▸ Problem requirements:
Copy the records again, switching every "quote-author" to "quote-sender" and keeping everything else unchanged.

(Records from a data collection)
• • • •

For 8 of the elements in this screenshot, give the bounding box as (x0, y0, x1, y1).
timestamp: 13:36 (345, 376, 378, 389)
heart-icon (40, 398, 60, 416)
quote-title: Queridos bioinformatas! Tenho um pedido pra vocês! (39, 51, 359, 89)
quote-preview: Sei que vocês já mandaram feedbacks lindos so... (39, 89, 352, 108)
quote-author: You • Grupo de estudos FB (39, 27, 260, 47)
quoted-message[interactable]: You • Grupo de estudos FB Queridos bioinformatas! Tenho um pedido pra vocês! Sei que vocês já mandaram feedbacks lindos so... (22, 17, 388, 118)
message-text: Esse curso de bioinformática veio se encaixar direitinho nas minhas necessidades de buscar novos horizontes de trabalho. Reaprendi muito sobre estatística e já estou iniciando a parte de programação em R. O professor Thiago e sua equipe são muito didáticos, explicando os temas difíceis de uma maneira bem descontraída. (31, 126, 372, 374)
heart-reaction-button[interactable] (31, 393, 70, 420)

• • • •

▸ Exercise answer:
For 8 of the elements in this screenshot, give the bounding box as (x0, y0, x1, y1).
timestamp: 13:36 (345, 376, 378, 389)
heart-icon (40, 398, 60, 416)
quote-title: Queridos bioinformatas! Tenho um pedido pra vocês! (39, 51, 359, 89)
quote-preview: Sei que vocês já mandaram feedbacks lindos so... (39, 89, 352, 108)
quote-sender: You • Grupo de estudos FB (39, 27, 260, 47)
quoted-message[interactable]: You • Grupo de estudos FB Queridos bioinformatas! Tenho um pedido pra vocês! Sei que vocês já mandaram feedbacks lindos so... (22, 17, 388, 118)
message-text: Esse curso de bioinformática veio se encaixar direitinho nas minhas necessidades de buscar novos horizontes de trabalho. Reaprendi muito sobre estatística e já estou iniciando a parte de programação em R. O professor Thiago e sua equipe são muito didáticos, explicando os temas difíceis de uma maneira bem descontraída. (31, 126, 372, 374)
heart-reaction-button[interactable] (31, 393, 70, 420)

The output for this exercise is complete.